## Problem
Gather, from the data below, each line in which the word "this" occurs.

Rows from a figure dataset
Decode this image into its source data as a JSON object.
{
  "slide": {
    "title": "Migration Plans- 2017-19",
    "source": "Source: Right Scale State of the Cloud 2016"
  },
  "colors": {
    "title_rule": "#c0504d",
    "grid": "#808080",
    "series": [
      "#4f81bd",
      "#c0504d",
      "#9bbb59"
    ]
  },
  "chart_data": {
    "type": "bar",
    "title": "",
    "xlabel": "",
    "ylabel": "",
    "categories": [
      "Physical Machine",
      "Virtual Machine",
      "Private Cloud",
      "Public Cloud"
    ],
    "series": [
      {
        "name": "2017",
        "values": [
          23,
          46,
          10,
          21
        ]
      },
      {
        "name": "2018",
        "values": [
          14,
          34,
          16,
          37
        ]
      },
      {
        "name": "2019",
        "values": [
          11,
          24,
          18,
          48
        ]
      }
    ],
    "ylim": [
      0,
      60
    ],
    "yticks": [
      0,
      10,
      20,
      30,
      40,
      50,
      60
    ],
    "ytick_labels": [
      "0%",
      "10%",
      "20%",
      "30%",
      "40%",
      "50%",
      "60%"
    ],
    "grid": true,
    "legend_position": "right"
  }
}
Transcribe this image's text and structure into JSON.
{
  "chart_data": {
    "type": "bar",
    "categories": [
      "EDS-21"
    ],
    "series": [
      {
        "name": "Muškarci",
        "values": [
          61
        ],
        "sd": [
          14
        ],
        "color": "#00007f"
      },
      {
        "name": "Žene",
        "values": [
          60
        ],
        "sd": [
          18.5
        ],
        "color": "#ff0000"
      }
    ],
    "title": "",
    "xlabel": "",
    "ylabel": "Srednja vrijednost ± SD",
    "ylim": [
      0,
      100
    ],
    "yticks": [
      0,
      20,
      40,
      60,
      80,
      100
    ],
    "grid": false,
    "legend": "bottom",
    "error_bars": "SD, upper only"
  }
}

## Finished answer
Decode this image into its source data as a JSON object.
Transcribe this image's text and structure into JSON.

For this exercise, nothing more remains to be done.